*TASK BRIEF*
Transcribe the entries below exactly; leave every image out.
* start GIVEN RECORDS *
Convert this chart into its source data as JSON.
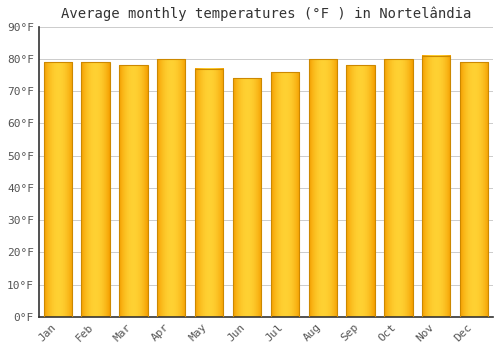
{
  "months": [
    "Jan",
    "Feb",
    "Mar",
    "Apr",
    "May",
    "Jun",
    "Jul",
    "Aug",
    "Sep",
    "Oct",
    "Nov",
    "Dec"
  ],
  "values": [
    79,
    79,
    78,
    80,
    77,
    74,
    76,
    80,
    78,
    80,
    81,
    79
  ],
  "bar_color_top": "#FFAA00",
  "bar_color_bottom": "#FFB833",
  "bar_edge_color": "#CC8800",
  "title": "Average monthly temperatures (°F ) in Nortelândia",
  "ylim": [
    0,
    90
  ],
  "yticks": [
    0,
    10,
    20,
    30,
    40,
    50,
    60,
    70,
    80,
    90
  ],
  "ytick_labels": [
    "0°F",
    "10°F",
    "20°F",
    "30°F",
    "40°F",
    "50°F",
    "60°F",
    "70°F",
    "80°F",
    "90°F"
  ],
  "bg_color": "#FFFFFF",
  "grid_color": "#CCCCCC",
  "title_fontsize": 10,
  "tick_fontsize": 8,
  "bar_width": 0.75,
  "spine_color": "#333333",
  "tick_color": "#555555"
}
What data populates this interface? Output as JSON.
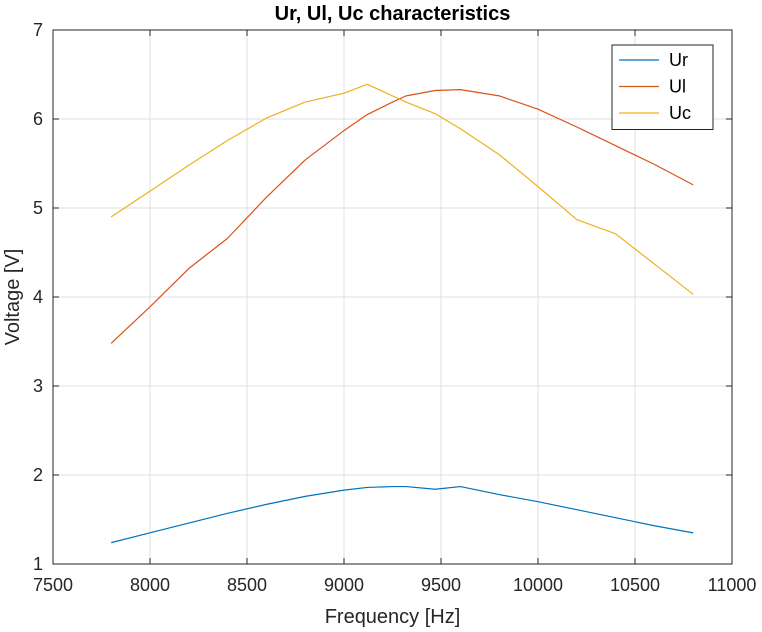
{
  "chart_data": {
    "type": "line",
    "title": "Ur, Ul, Uc characteristics",
    "xlabel": "Frequency [Hz]",
    "ylabel": "Voltage [V]",
    "xlim": [
      7500,
      11000
    ],
    "ylim": [
      1,
      7
    ],
    "xticks": [
      7500,
      8000,
      8500,
      9000,
      9500,
      10000,
      10500,
      11000
    ],
    "yticks": [
      1,
      2,
      3,
      4,
      5,
      6,
      7
    ],
    "grid": true,
    "legend_position": "top-right",
    "series": [
      {
        "name": "Ur",
        "color": "#0072BD",
        "x": [
          7800,
          8000,
          8200,
          8400,
          8600,
          8800,
          9000,
          9120,
          9250,
          9320,
          9470,
          9600,
          9800,
          10000,
          10200,
          10400,
          10600,
          10800
        ],
        "y": [
          1.24,
          1.35,
          1.46,
          1.57,
          1.67,
          1.76,
          1.83,
          1.86,
          1.87,
          1.87,
          1.84,
          1.87,
          1.78,
          1.7,
          1.61,
          1.52,
          1.43,
          1.35
        ]
      },
      {
        "name": "Ul",
        "color": "#D95319",
        "x": [
          7800,
          8000,
          8200,
          8400,
          8600,
          8800,
          9000,
          9120,
          9250,
          9320,
          9470,
          9600,
          9800,
          10000,
          10200,
          10400,
          10600,
          10800
        ],
        "y": [
          3.48,
          3.89,
          4.32,
          4.66,
          5.12,
          5.54,
          5.87,
          6.05,
          6.19,
          6.26,
          6.32,
          6.33,
          6.26,
          6.11,
          5.91,
          5.7,
          5.49,
          5.26
        ]
      },
      {
        "name": "Uc",
        "color": "#EDB120",
        "x": [
          7800,
          8000,
          8200,
          8400,
          8600,
          8800,
          9000,
          9120,
          9250,
          9320,
          9470,
          9600,
          9800,
          10000,
          10200,
          10400,
          10600,
          10800
        ],
        "y": [
          4.9,
          5.19,
          5.48,
          5.76,
          6.01,
          6.19,
          6.29,
          6.39,
          6.26,
          6.19,
          6.06,
          5.89,
          5.6,
          5.24,
          4.87,
          4.71,
          4.37,
          4.03
        ]
      }
    ]
  }
}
* end GIVEN RECORDS *
*WRITTEN RESPONSE*
Convert this chart into its source data as JSON.
{
  "months": [
    "Jan",
    "Feb",
    "Mar",
    "Apr",
    "May",
    "Jun",
    "Jul",
    "Aug",
    "Sep",
    "Oct",
    "Nov",
    "Dec"
  ],
  "values": [
    79,
    79,
    78,
    80,
    77,
    74,
    76,
    80,
    78,
    80,
    81,
    79
  ],
  "bar_color_top": "#FFAA00",
  "bar_color_bottom": "#FFB833",
  "bar_edge_color": "#CC8800",
  "title": "Average monthly temperatures (°F ) in Nortelândia",
  "ylim": [
    0,
    90
  ],
  "yticks": [
    0,
    10,
    20,
    30,
    40,
    50,
    60,
    70,
    80,
    90
  ],
  "ytick_labels": [
    "0°F",
    "10°F",
    "20°F",
    "30°F",
    "40°F",
    "50°F",
    "60°F",
    "70°F",
    "80°F",
    "90°F"
  ],
  "bg_color": "#FFFFFF",
  "grid_color": "#CCCCCC",
  "title_fontsize": 10,
  "tick_fontsize": 8,
  "bar_width": 0.75,
  "spine_color": "#333333",
  "tick_color": "#555555"
}
What data populates this interface? Output as JSON.
{
  "chart_data": {
    "type": "line",
    "title": "Ur, Ul, Uc characteristics",
    "xlabel": "Frequency [Hz]",
    "ylabel": "Voltage [V]",
    "xlim": [
      7500,
      11000
    ],
    "ylim": [
      1,
      7
    ],
    "xticks": [
      7500,
      8000,
      8500,
      9000,
      9500,
      10000,
      10500,
      11000
    ],
    "yticks": [
      1,
      2,
      3,
      4,
      5,
      6,
      7
    ],
    "grid": true,
    "legend_position": "top-right",
    "series": [
      {
        "name": "Ur",
        "color": "#0072BD",
        "x": [
          7800,
          8000,
          8200,
          8400,
          8600,
          8800,
          9000,
          9120,
          9250,
          9320,
          9470,
          9600,
          9800,
          10000,
          10200,
          10400,
          10600,
          10800
        ],
        "y": [
          1.24,
          1.35,
          1.46,
          1.57,
          1.67,
          1.76,
          1.83,
          1.86,
          1.87,
          1.87,
          1.84,
          1.87,
          1.78,
          1.7,
          1.61,
          1.52,
          1.43,
          1.35
        ]
      },
      {
        "name": "Ul",
        "color": "#D95319",
        "x": [
          7800,
          8000,
          8200,
          8400,
          8600,
          8800,
          9000,
          9120,
          9250,
          9320,
          9470,
          9600,
          9800,
          10000,
          10200,
          10400,
          10600,
          10800
        ],
        "y": [
          3.48,
          3.89,
          4.32,
          4.66,
          5.12,
          5.54,
          5.87,
          6.05,
          6.19,
          6.26,
          6.32,
          6.33,
          6.26,
          6.11,
          5.91,
          5.7,
          5.49,
          5.26
        ]
      },
      {
        "name": "Uc",
        "color": "#EDB120",
        "x": [
          7800,
          8000,
          8200,
          8400,
          8600,
          8800,
          9000,
          9120,
          9250,
          9320,
          9470,
          9600,
          9800,
          10000,
          10200,
          10400,
          10600,
          10800
        ],
        "y": [
          4.9,
          5.19,
          5.48,
          5.76,
          6.01,
          6.19,
          6.29,
          6.39,
          6.26,
          6.19,
          6.06,
          5.89,
          5.6,
          5.24,
          4.87,
          4.71,
          4.37,
          4.03
        ]
      }
    ]
  }
}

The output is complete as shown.